Dataset records on visual material
>> Start
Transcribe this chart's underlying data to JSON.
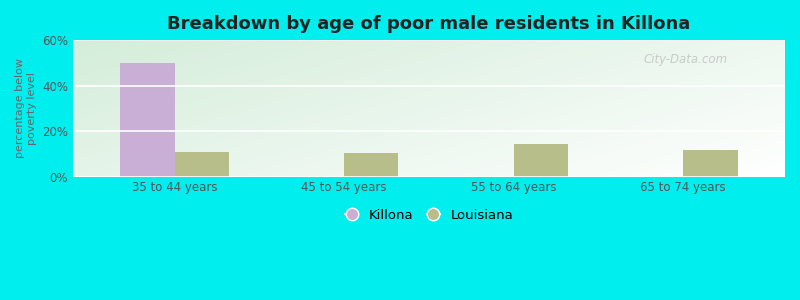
{
  "title": "Breakdown by age of poor male residents in Killona",
  "categories": [
    "35 to 44 years",
    "45 to 54 years",
    "55 to 64 years",
    "65 to 74 years"
  ],
  "killona_values": [
    50.0,
    0.0,
    0.0,
    0.0
  ],
  "louisiana_values": [
    11.0,
    10.5,
    14.5,
    11.5
  ],
  "killona_color": "#c9aed6",
  "louisiana_color": "#b8be8a",
  "ylabel": "percentage below\npoverty level",
  "ylim": [
    0,
    60
  ],
  "yticks": [
    0,
    20,
    40,
    60
  ],
  "ytick_labels": [
    "0%",
    "20%",
    "40%",
    "60%"
  ],
  "bar_width": 0.32,
  "outer_bg": "#00eeee",
  "watermark": "City-Data.com",
  "legend_labels": [
    "Killona",
    "Louisiana"
  ],
  "bg_top_left": "#d4edda",
  "bg_bottom_right": "#f0fff0"
}
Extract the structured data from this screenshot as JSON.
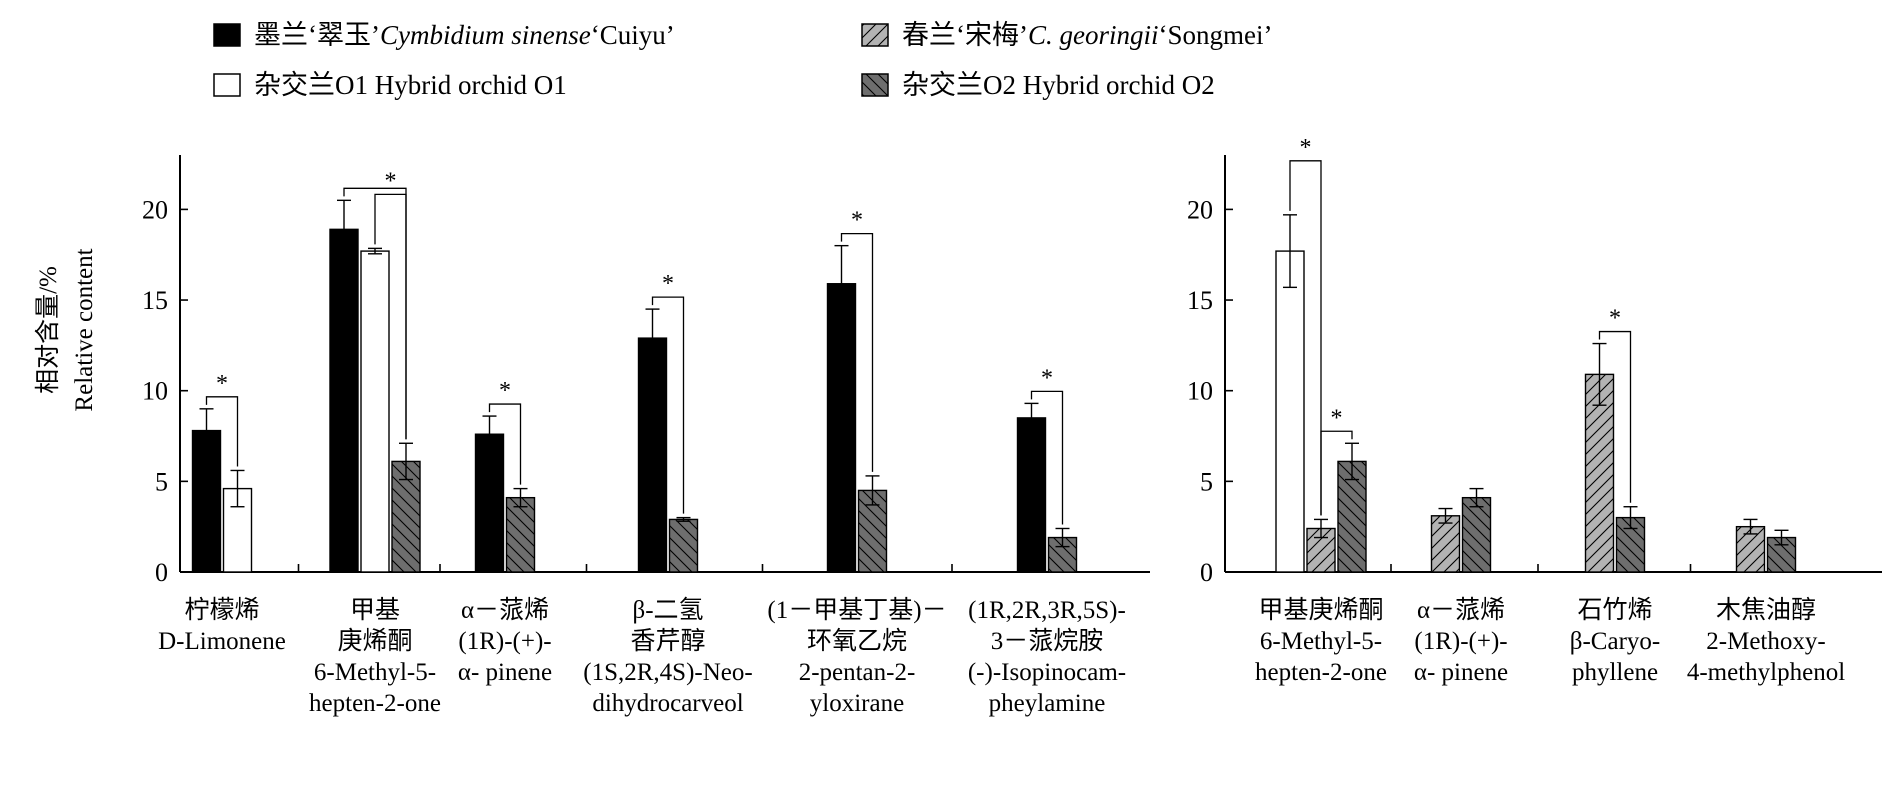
{
  "chart_data": [
    {
      "type": "bar",
      "panel": "left",
      "ylabel_cn": "相对含量/%",
      "ylabel_en": "Relative content",
      "ylim": [
        0,
        23
      ],
      "yticks": [
        0,
        5,
        10,
        15,
        20
      ],
      "grid": false,
      "legend_position": "top",
      "categories": [
        {
          "lines": [
            "柠檬烯",
            "D-Limonene"
          ]
        },
        {
          "lines": [
            "甲基",
            "庚烯酮",
            "6-Methyl-5-",
            "hepten-2-one"
          ]
        },
        {
          "lines": [
            "α－蒎烯",
            "(1R)-(+)-",
            "α- pinene"
          ]
        },
        {
          "lines": [
            "β-二氢",
            "香芹醇",
            "(1S,2R,4S)-Neo-",
            "dihydrocarveol"
          ]
        },
        {
          "lines": [
            "(1－甲基丁基)－",
            "环氧乙烷",
            "2-pentan-2-",
            "yloxirane"
          ]
        },
        {
          "lines": [
            "(1R,2R,3R,5S)-",
            "3－蒎烷胺",
            "(-)-Isopinocam-",
            "pheylamine"
          ]
        }
      ],
      "series": [
        {
          "name": "墨兰‘翠玉’ Cymbidium sinense ‘Cuiyu’",
          "values": [
            7.8,
            18.9,
            7.6,
            12.9,
            15.9,
            8.5
          ],
          "errors": [
            1.2,
            1.6,
            1.0,
            1.6,
            2.1,
            0.8
          ]
        },
        {
          "name": "春兰‘宋梅’ C. georingii ‘Songmei’",
          "values": [
            null,
            null,
            null,
            null,
            null,
            null
          ],
          "errors": [
            null,
            null,
            null,
            null,
            null,
            null
          ]
        },
        {
          "name": "杂交兰O1 Hybrid orchid O1",
          "values": [
            4.6,
            17.7,
            null,
            null,
            null,
            null
          ],
          "errors": [
            1.0,
            0.15,
            null,
            null,
            null,
            null
          ]
        },
        {
          "name": "杂交兰O2 Hybrid orchid O2",
          "values": [
            null,
            6.1,
            4.1,
            2.9,
            4.5,
            1.9
          ],
          "errors": [
            null,
            1.0,
            0.5,
            0.1,
            0.8,
            0.5
          ]
        }
      ],
      "significance": [
        {
          "category": 0,
          "from": 0,
          "to": 2,
          "label": "*"
        },
        {
          "category": 1,
          "from": 0,
          "to": 3,
          "label": ""
        },
        {
          "category": 1,
          "from": 2,
          "to": 3,
          "label": "*"
        },
        {
          "category": 2,
          "from": 0,
          "to": 3,
          "label": "*"
        },
        {
          "category": 3,
          "from": 0,
          "to": 3,
          "label": "*"
        },
        {
          "category": 4,
          "from": 0,
          "to": 3,
          "label": "*"
        },
        {
          "category": 5,
          "from": 0,
          "to": 3,
          "label": "*"
        }
      ]
    },
    {
      "type": "bar",
      "panel": "right",
      "ylim": [
        0,
        23
      ],
      "yticks": [
        0,
        5,
        10,
        15,
        20
      ],
      "grid": false,
      "categories": [
        {
          "lines": [
            "甲基庚烯酮",
            "6-Methyl-5-",
            "hepten-2-one"
          ]
        },
        {
          "lines": [
            "α－蒎烯",
            "(1R)-(+)-",
            "α- pinene"
          ]
        },
        {
          "lines": [
            "石竹烯",
            "β-Caryo-",
            "phyllene"
          ]
        },
        {
          "lines": [
            "木焦油醇",
            "2-Methoxy-",
            "4-methylphenol"
          ]
        }
      ],
      "series": [
        {
          "name": "墨兰‘翠玉’ Cymbidium sinense ‘Cuiyu’",
          "values": [
            null,
            null,
            null,
            null
          ],
          "errors": [
            null,
            null,
            null,
            null
          ]
        },
        {
          "name": "春兰‘宋梅’ C. georingii ‘Songmei’",
          "values": [
            2.4,
            3.1,
            10.9,
            2.5
          ],
          "errors": [
            0.5,
            0.4,
            1.7,
            0.4
          ]
        },
        {
          "name": "杂交兰O1 Hybrid orchid O1",
          "values": [
            17.7,
            null,
            null,
            null
          ],
          "errors": [
            2.0,
            null,
            null,
            null
          ]
        },
        {
          "name": "杂交兰O2 Hybrid orchid O2",
          "values": [
            6.1,
            4.1,
            3.0,
            1.9
          ],
          "errors": [
            1.0,
            0.5,
            0.6,
            0.4
          ]
        }
      ],
      "significance": [
        {
          "category": 0,
          "from": 1,
          "to": 3,
          "label": "*"
        },
        {
          "category": 0,
          "from": 1,
          "to": 2,
          "label": "*"
        },
        {
          "category": 2,
          "from": 1,
          "to": 3,
          "label": "*"
        }
      ]
    }
  ],
  "legend": [
    {
      "series": 0,
      "name_cn": "墨兰‘翠玉’",
      "name_latin": "Cymbidium sinense",
      "name_cultivar": "‘Cuiyu’"
    },
    {
      "series": 1,
      "name_cn": "春兰‘宋梅’",
      "name_latin": "C. georingii",
      "name_cultivar": "‘Songmei’"
    },
    {
      "series": 2,
      "name_cn": "杂交兰O1 Hybrid orchid O1",
      "name_latin": "",
      "name_cultivar": ""
    },
    {
      "series": 3,
      "name_cn": "杂交兰O2 Hybrid orchid O2",
      "name_latin": "",
      "name_cultivar": ""
    }
  ],
  "styles": {
    "colors": {
      "Cuiyu": "#000000",
      "Songmei": "#b3b3b3",
      "O1": "#ffffff",
      "O2": "#6e6e6e",
      "stroke": "#000000"
    },
    "patterns": [
      "solid",
      "hatch-forward",
      "none",
      "hatch-back"
    ]
  }
}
>> End
◆ **Task**
Quote the records in full and exactly; skip any image.

◆ **Completed exercise**
Transcribe this chart's underlying data to JSON.
{
  "title": "Breakdown by age of poor male residents in Killona",
  "categories": [
    "35 to 44 years",
    "45 to 54 years",
    "55 to 64 years",
    "65 to 74 years"
  ],
  "killona_values": [
    50.0,
    0.0,
    0.0,
    0.0
  ],
  "louisiana_values": [
    11.0,
    10.5,
    14.5,
    11.5
  ],
  "killona_color": "#c9aed6",
  "louisiana_color": "#b8be8a",
  "ylabel": "percentage below\npoverty level",
  "ylim": [
    0,
    60
  ],
  "yticks": [
    0,
    20,
    40,
    60
  ],
  "ytick_labels": [
    "0%",
    "20%",
    "40%",
    "60%"
  ],
  "bar_width": 0.32,
  "outer_bg": "#00eeee",
  "watermark": "City-Data.com",
  "legend_labels": [
    "Killona",
    "Louisiana"
  ],
  "bg_top_left": "#d4edda",
  "bg_bottom_right": "#f0fff0"
}
Extract the structured data from this screenshot as JSON.
{
  "chart_data": [
    {
      "type": "bar",
      "panel": "left",
      "ylabel_cn": "相对含量/%",
      "ylabel_en": "Relative content",
      "ylim": [
        0,
        23
      ],
      "yticks": [
        0,
        5,
        10,
        15,
        20
      ],
      "grid": false,
      "legend_position": "top",
      "categories": [
        {
          "lines": [
            "柠檬烯",
            "D-Limonene"
          ]
        },
        {
          "lines": [
            "甲基",
            "庚烯酮",
            "6-Methyl-5-",
            "hepten-2-one"
          ]
        },
        {
          "lines": [
            "α－蒎烯",
            "(1R)-(+)-",
            "α- pinene"
          ]
        },
        {
          "lines": [
            "β-二氢",
            "香芹醇",
            "(1S,2R,4S)-Neo-",
            "dihydrocarveol"
          ]
        },
        {
          "lines": [
            "(1－甲基丁基)－",
            "环氧乙烷",
            "2-pentan-2-",
            "yloxirane"
          ]
        },
        {
          "lines": [
            "(1R,2R,3R,5S)-",
            "3－蒎烷胺",
            "(-)-Isopinocam-",
            "pheylamine"
          ]
        }
      ],
      "series": [
        {
          "name": "墨兰‘翠玉’ Cymbidium sinense ‘Cuiyu’",
          "values": [
            7.8,
            18.9,
            7.6,
            12.9,
            15.9,
            8.5
          ],
          "errors": [
            1.2,
            1.6,
            1.0,
            1.6,
            2.1,
            0.8
          ]
        },
        {
          "name": "春兰‘宋梅’ C. georingii ‘Songmei’",
          "values": [
            null,
            null,
            null,
            null,
            null,
            null
          ],
          "errors": [
            null,
            null,
            null,
            null,
            null,
            null
          ]
        },
        {
          "name": "杂交兰O1 Hybrid orchid O1",
          "values": [
            4.6,
            17.7,
            null,
            null,
            null,
            null
          ],
          "errors": [
            1.0,
            0.15,
            null,
            null,
            null,
            null
          ]
        },
        {
          "name": "杂交兰O2 Hybrid orchid O2",
          "values": [
            null,
            6.1,
            4.1,
            2.9,
            4.5,
            1.9
          ],
          "errors": [
            null,
            1.0,
            0.5,
            0.1,
            0.8,
            0.5
          ]
        }
      ],
      "significance": [
        {
          "category": 0,
          "from": 0,
          "to": 2,
          "label": "*"
        },
        {
          "category": 1,
          "from": 0,
          "to": 3,
          "label": ""
        },
        {
          "category": 1,
          "from": 2,
          "to": 3,
          "label": "*"
        },
        {
          "category": 2,
          "from": 0,
          "to": 3,
          "label": "*"
        },
        {
          "category": 3,
          "from": 0,
          "to": 3,
          "label": "*"
        },
        {
          "category": 4,
          "from": 0,
          "to": 3,
          "label": "*"
        },
        {
          "category": 5,
          "from": 0,
          "to": 3,
          "label": "*"
        }
      ]
    },
    {
      "type": "bar",
      "panel": "right",
      "ylim": [
        0,
        23
      ],
      "yticks": [
        0,
        5,
        10,
        15,
        20
      ],
      "grid": false,
      "categories": [
        {
          "lines": [
            "甲基庚烯酮",
            "6-Methyl-5-",
            "hepten-2-one"
          ]
        },
        {
          "lines": [
            "α－蒎烯",
            "(1R)-(+)-",
            "α- pinene"
          ]
        },
        {
          "lines": [
            "石竹烯",
            "β-Caryo-",
            "phyllene"
          ]
        },
        {
          "lines": [
            "木焦油醇",
            "2-Methoxy-",
            "4-methylphenol"
          ]
        }
      ],
      "series": [
        {
          "name": "墨兰‘翠玉’ Cymbidium sinense ‘Cuiyu’",
          "values": [
            null,
            null,
            null,
            null
          ],
          "errors": [
            null,
            null,
            null,
            null
          ]
        },
        {
          "name": "春兰‘宋梅’ C. georingii ‘Songmei’",
          "values": [
            2.4,
            3.1,
            10.9,
            2.5
          ],
          "errors": [
            0.5,
            0.4,
            1.7,
            0.4
          ]
        },
        {
          "name": "杂交兰O1 Hybrid orchid O1",
          "values": [
            17.7,
            null,
            null,
            null
          ],
          "errors": [
            2.0,
            null,
            null,
            null
          ]
        },
        {
          "name": "杂交兰O2 Hybrid orchid O2",
          "values": [
            6.1,
            4.1,
            3.0,
            1.9
          ],
          "errors": [
            1.0,
            0.5,
            0.6,
            0.4
          ]
        }
      ],
      "significance": [
        {
          "category": 0,
          "from": 1,
          "to": 3,
          "label": "*"
        },
        {
          "category": 0,
          "from": 1,
          "to": 2,
          "label": "*"
        },
        {
          "category": 2,
          "from": 1,
          "to": 3,
          "label": "*"
        }
      ]
    }
  ],
  "legend": [
    {
      "series": 0,
      "name_cn": "墨兰‘翠玉’",
      "name_latin": "Cymbidium sinense",
      "name_cultivar": "‘Cuiyu’"
    },
    {
      "series": 1,
      "name_cn": "春兰‘宋梅’",
      "name_latin": "C. georingii",
      "name_cultivar": "‘Songmei’"
    },
    {
      "series": 2,
      "name_cn": "杂交兰O1 Hybrid orchid O1",
      "name_latin": "",
      "name_cultivar": ""
    },
    {
      "series": 3,
      "name_cn": "杂交兰O2 Hybrid orchid O2",
      "name_latin": "",
      "name_cultivar": ""
    }
  ],
  "styles": {
    "colors": {
      "Cuiyu": "#000000",
      "Songmei": "#b3b3b3",
      "O1": "#ffffff",
      "O2": "#6e6e6e",
      "stroke": "#000000"
    },
    "patterns": [
      "solid",
      "hatch-forward",
      "none",
      "hatch-back"
    ]
  }
}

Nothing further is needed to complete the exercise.